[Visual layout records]
---+---

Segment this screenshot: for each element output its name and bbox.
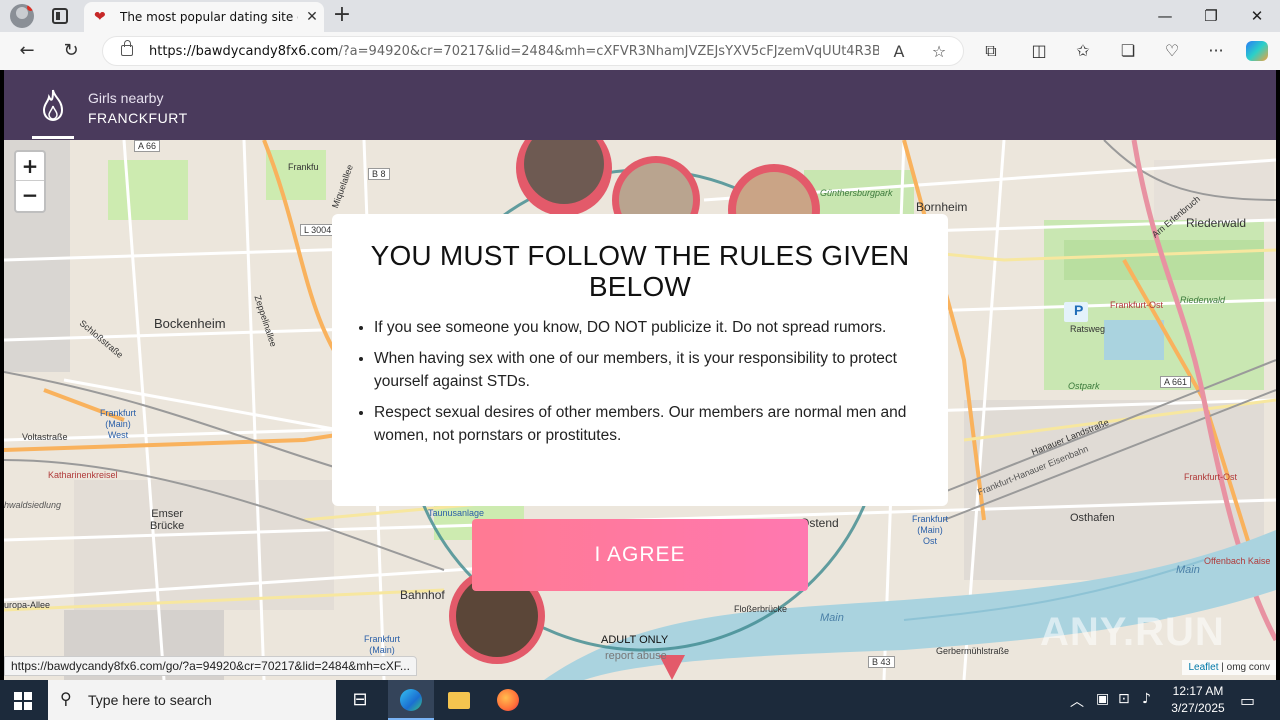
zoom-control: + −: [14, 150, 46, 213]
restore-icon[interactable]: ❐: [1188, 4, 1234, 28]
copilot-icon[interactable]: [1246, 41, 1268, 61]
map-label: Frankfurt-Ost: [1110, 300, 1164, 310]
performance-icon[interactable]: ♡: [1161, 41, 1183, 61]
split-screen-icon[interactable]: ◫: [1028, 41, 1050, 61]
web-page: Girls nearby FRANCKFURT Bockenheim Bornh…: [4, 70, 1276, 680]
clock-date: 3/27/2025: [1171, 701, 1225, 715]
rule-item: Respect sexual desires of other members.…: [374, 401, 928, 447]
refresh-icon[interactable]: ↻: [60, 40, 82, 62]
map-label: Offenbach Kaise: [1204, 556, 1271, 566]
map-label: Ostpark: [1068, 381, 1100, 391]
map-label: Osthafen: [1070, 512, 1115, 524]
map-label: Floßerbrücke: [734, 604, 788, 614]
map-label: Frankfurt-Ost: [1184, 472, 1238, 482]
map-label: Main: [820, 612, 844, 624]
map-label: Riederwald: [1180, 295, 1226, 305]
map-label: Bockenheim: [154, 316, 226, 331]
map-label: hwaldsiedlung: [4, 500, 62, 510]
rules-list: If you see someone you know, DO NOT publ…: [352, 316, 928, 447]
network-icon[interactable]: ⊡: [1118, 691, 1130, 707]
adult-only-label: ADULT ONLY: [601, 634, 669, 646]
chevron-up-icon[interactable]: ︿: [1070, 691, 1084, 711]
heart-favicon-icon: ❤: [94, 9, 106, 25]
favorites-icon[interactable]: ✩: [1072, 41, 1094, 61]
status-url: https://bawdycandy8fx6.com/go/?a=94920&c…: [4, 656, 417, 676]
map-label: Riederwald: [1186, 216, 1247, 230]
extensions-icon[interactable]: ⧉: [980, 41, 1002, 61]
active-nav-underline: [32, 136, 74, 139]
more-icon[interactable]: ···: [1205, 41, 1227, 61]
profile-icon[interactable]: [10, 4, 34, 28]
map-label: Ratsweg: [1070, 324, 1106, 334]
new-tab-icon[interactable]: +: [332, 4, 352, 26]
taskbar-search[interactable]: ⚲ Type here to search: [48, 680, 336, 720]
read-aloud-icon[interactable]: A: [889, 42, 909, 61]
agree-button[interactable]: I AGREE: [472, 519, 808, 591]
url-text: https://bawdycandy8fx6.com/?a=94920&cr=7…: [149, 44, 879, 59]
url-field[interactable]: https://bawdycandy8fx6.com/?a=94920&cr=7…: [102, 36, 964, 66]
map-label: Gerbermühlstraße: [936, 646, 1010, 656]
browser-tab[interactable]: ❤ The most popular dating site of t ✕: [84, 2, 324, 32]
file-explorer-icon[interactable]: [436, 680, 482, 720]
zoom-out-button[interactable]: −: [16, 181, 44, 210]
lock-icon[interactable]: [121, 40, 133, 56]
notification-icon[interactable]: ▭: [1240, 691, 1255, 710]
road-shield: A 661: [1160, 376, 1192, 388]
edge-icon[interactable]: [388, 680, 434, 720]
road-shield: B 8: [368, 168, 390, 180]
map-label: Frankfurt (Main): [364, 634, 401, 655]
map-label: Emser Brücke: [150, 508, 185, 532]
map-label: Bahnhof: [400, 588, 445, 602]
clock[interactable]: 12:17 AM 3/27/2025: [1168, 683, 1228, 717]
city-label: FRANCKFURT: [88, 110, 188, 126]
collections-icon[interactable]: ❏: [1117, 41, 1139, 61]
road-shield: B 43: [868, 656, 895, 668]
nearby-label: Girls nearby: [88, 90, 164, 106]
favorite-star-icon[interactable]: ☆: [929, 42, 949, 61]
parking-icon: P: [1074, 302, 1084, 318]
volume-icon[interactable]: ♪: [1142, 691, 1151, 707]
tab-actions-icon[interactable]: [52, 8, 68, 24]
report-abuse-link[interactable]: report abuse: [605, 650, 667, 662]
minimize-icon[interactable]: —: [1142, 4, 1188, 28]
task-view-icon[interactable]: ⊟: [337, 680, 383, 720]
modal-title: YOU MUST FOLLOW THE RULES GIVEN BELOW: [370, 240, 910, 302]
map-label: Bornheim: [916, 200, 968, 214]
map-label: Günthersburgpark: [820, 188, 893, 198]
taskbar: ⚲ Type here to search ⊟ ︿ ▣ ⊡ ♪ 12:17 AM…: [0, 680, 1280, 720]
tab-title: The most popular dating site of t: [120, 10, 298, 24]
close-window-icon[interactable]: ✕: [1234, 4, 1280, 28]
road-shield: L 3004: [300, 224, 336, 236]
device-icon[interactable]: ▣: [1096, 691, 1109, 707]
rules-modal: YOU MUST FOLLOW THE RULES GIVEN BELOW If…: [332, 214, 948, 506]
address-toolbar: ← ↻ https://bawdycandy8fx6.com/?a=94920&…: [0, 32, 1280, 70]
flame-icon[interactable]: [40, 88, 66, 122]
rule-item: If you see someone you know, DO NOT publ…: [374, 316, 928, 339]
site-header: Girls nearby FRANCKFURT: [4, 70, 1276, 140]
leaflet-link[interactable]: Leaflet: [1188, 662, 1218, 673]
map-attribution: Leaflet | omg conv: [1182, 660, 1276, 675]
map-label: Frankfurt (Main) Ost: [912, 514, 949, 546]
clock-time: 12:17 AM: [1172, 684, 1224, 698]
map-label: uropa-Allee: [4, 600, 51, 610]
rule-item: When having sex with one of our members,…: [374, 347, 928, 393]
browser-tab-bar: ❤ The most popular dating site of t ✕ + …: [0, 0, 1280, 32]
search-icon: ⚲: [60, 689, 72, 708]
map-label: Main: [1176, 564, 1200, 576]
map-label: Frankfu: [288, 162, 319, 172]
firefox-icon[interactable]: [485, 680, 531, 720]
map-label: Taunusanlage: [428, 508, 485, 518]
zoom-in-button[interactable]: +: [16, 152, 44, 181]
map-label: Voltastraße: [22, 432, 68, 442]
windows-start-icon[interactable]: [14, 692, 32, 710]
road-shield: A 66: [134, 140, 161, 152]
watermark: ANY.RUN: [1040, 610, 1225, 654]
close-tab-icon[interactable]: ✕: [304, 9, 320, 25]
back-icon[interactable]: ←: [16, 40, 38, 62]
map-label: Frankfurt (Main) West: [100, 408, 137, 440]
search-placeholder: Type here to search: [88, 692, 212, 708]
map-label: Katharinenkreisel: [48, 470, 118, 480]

---+---

# [Stated problem]
Duplicate the lines of the material above, starting with the line containing "zoom-control: + −: [14, 150, 46, 213]" and ending with the line containing "map-label: Riederwald: [1186, 216, 1247, 230]", with both ends included.

# [The result]
zoom-control: + −: [14, 150, 46, 213]
restore-icon[interactable]: ❐: [1188, 4, 1234, 28]
copilot-icon[interactable]: [1246, 41, 1268, 61]
map-label: Frankfurt-Ost: [1110, 300, 1164, 310]
performance-icon[interactable]: ♡: [1161, 41, 1183, 61]
split-screen-icon[interactable]: ◫: [1028, 41, 1050, 61]
web-page: Girls nearby FRANCKFURT Bockenheim Bornh…: [4, 70, 1276, 680]
clock-date: 3/27/2025: [1171, 701, 1225, 715]
rule-item: Respect sexual desires of other members.…: [374, 401, 928, 447]
refresh-icon[interactable]: ↻: [60, 40, 82, 62]
map-label: Offenbach Kaise: [1204, 556, 1271, 566]
map-label: Ostpark: [1068, 381, 1100, 391]
map-label: Osthafen: [1070, 512, 1115, 524]
map-label: Floßerbrücke: [734, 604, 788, 614]
map-label: Frankfurt-Ost: [1184, 472, 1238, 482]
map-label: Main: [820, 612, 844, 624]
map-label: Riederwald: [1180, 295, 1226, 305]
map-label: Bockenheim: [154, 316, 226, 331]
map-label: hwaldsiedlung: [4, 500, 62, 510]
rules-list: If you see someone you know, DO NOT publ…: [352, 316, 928, 447]
network-icon[interactable]: ⊡: [1118, 691, 1130, 707]
adult-only-label: ADULT ONLY: [601, 634, 669, 646]
chevron-up-icon[interactable]: ︿: [1070, 691, 1084, 711]
heart-favicon-icon: ❤: [94, 9, 106, 25]
favorites-icon[interactable]: ✩: [1072, 41, 1094, 61]
status-url: https://bawdycandy8fx6.com/go/?a=94920&c…: [4, 656, 417, 676]
map-label: Riederwald: [1186, 216, 1247, 230]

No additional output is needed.